## WHAT NEEDS TO BE DONE:
From the records below, extract all the text exactly and leave the images behind.

--- start of ITEMS ---

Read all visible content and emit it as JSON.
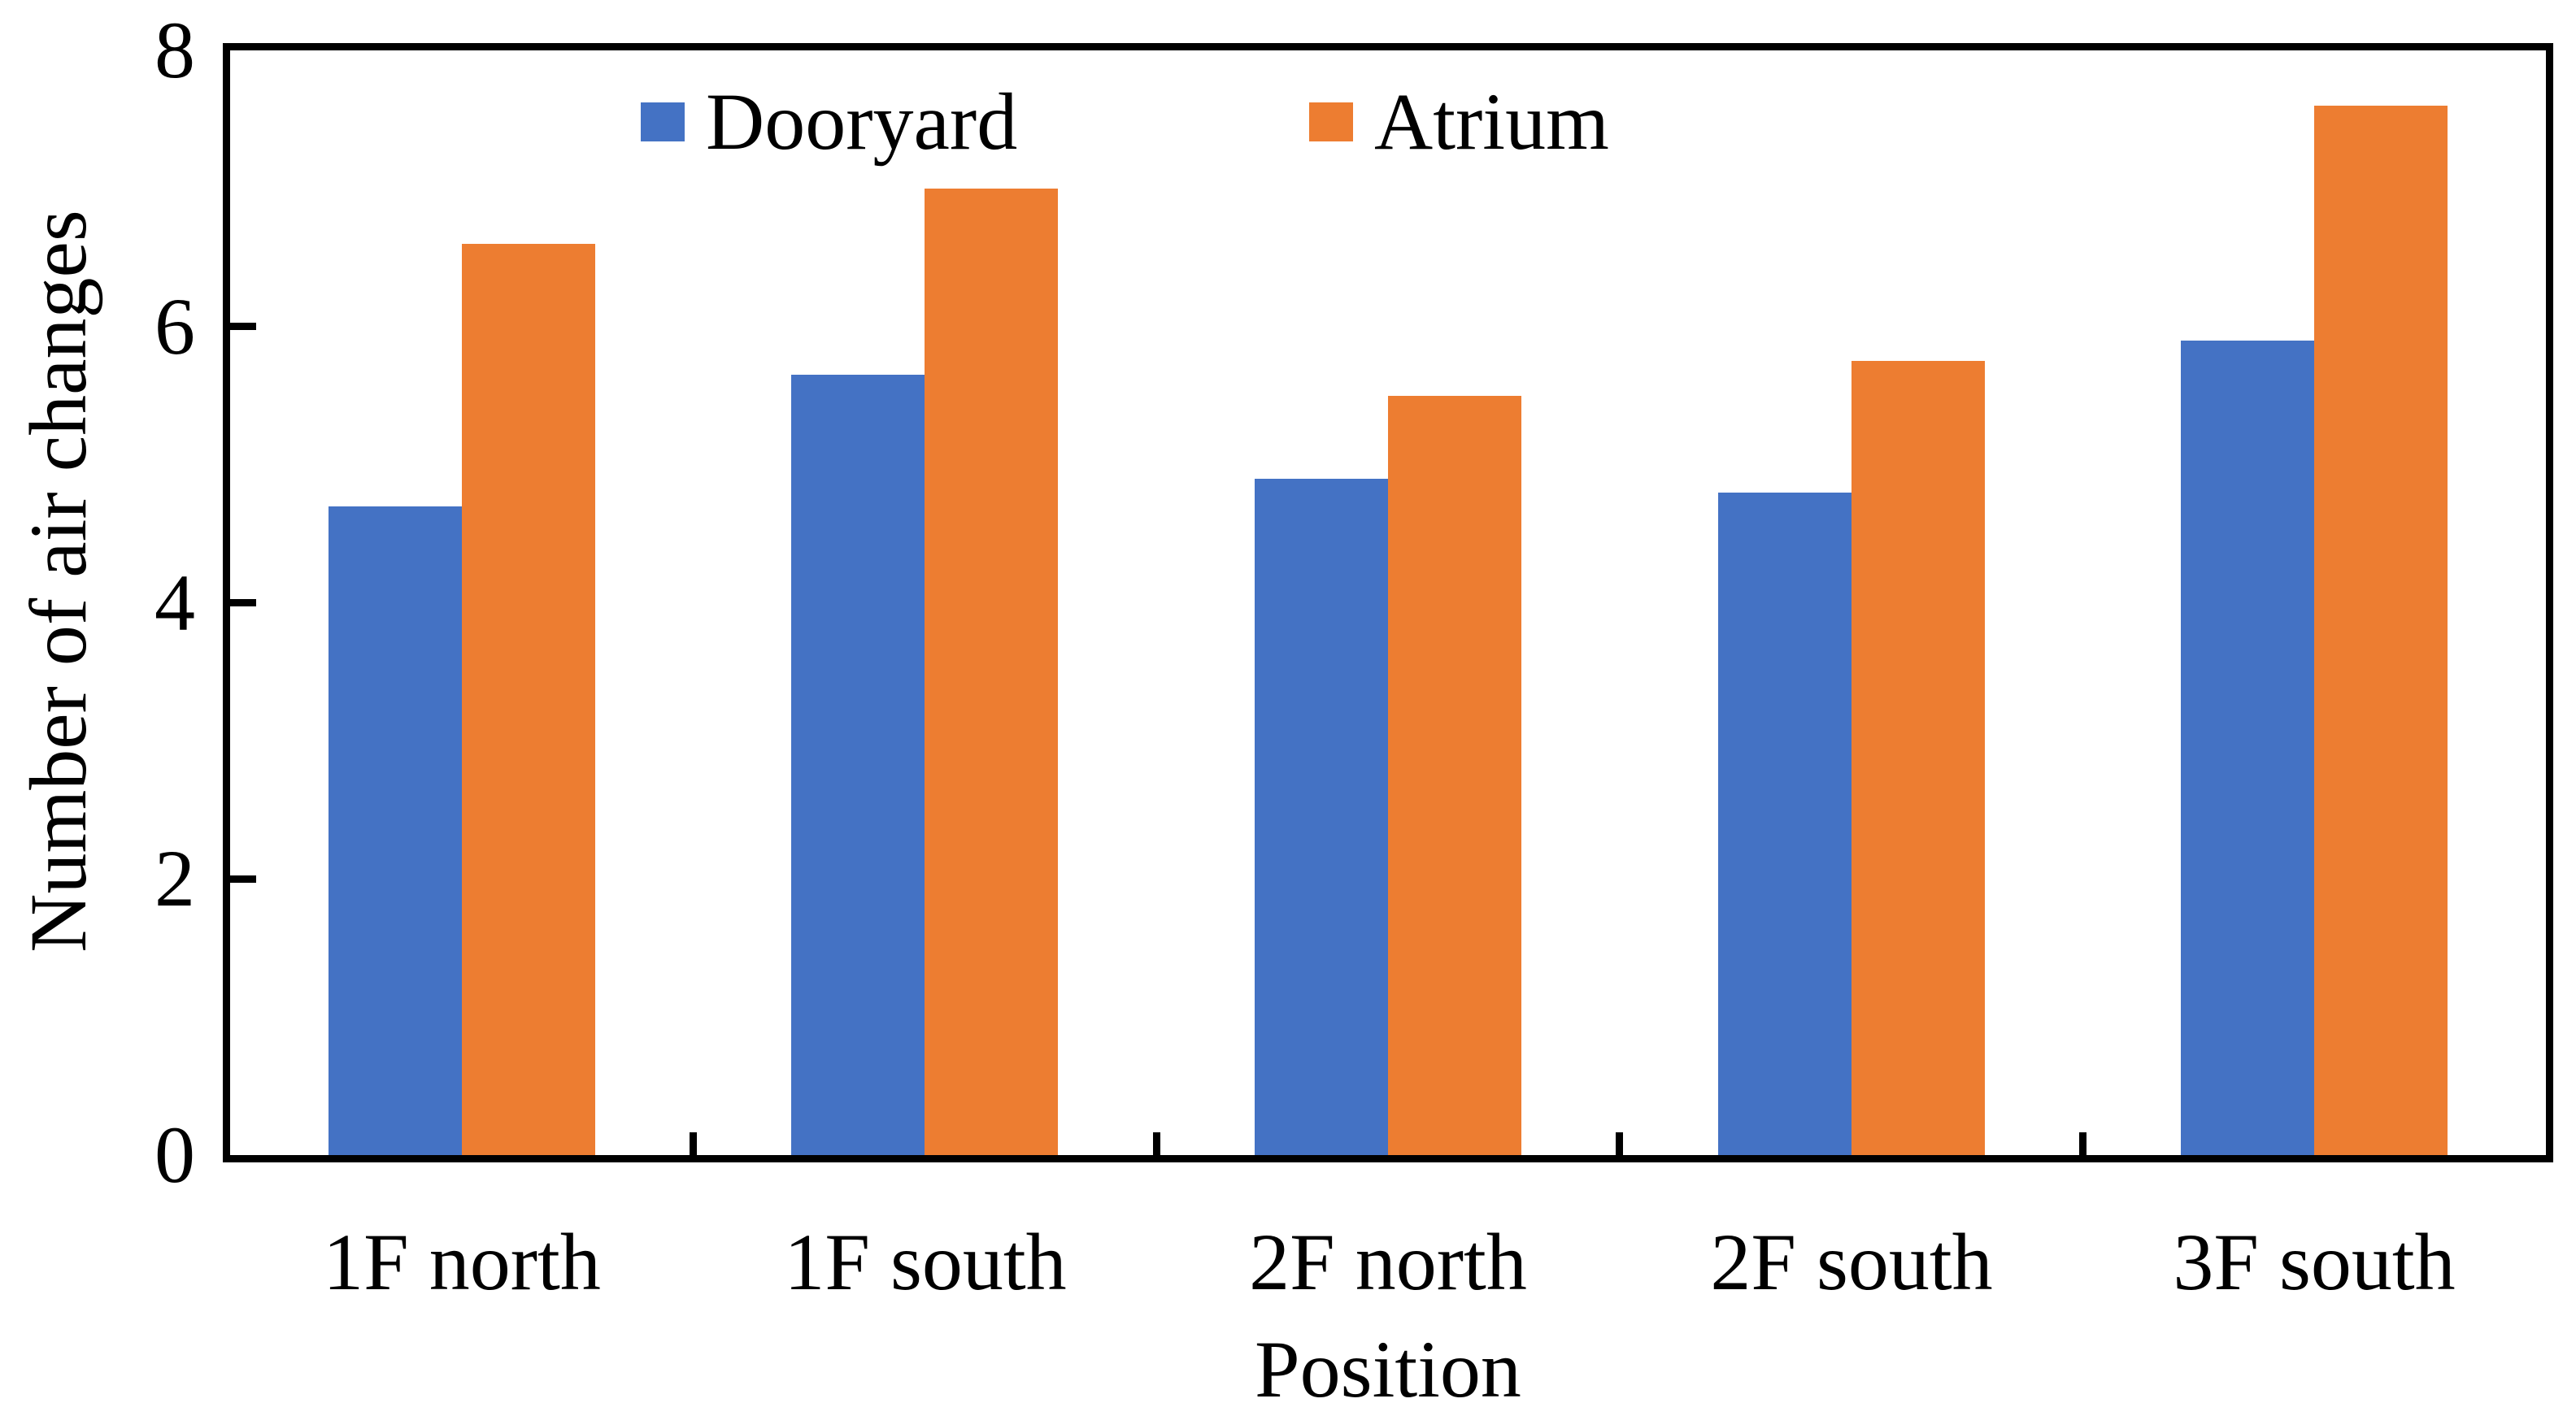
{
  "chart_data": {
    "type": "bar",
    "title": "",
    "categories": [
      "1F north",
      "1F south",
      "2F north",
      "2F south",
      "3F south"
    ],
    "series": [
      {
        "name": "Dooryard",
        "color": "#4472C4",
        "values": [
          4.7,
          5.65,
          4.9,
          4.8,
          5.9
        ]
      },
      {
        "name": "Atrium",
        "color": "#ED7D31",
        "values": [
          6.6,
          7.0,
          5.5,
          5.75,
          7.6
        ]
      }
    ],
    "xlabel": "Position",
    "ylabel": "Number of air changes",
    "ylim": [
      0,
      8
    ],
    "yticks": [
      0,
      2,
      4,
      6,
      8
    ],
    "grid": false,
    "legend_position": "top-inside",
    "bar_orientation": "vertical"
  },
  "colors": {
    "background": "#FFFFFF",
    "axis": "#000000",
    "text": "#000000",
    "series_blue": "#4472C4",
    "series_orange": "#ED7D31"
  }
}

--- end of ITEMS ---

## SOLUTION TO THE PROBLEM:
Read all visible content and emit it as JSON.
{
  "chart_data": {
    "type": "bar",
    "title": "",
    "categories": [
      "1F north",
      "1F south",
      "2F north",
      "2F south",
      "3F south"
    ],
    "series": [
      {
        "name": "Dooryard",
        "color": "#4472C4",
        "values": [
          4.7,
          5.65,
          4.9,
          4.8,
          5.9
        ]
      },
      {
        "name": "Atrium",
        "color": "#ED7D31",
        "values": [
          6.6,
          7.0,
          5.5,
          5.75,
          7.6
        ]
      }
    ],
    "xlabel": "Position",
    "ylabel": "Number of air changes",
    "ylim": [
      0,
      8
    ],
    "yticks": [
      0,
      2,
      4,
      6,
      8
    ],
    "grid": false,
    "legend_position": "top-inside",
    "bar_orientation": "vertical"
  },
  "colors": {
    "background": "#FFFFFF",
    "axis": "#000000",
    "text": "#000000",
    "series_blue": "#4472C4",
    "series_orange": "#ED7D31"
  }
}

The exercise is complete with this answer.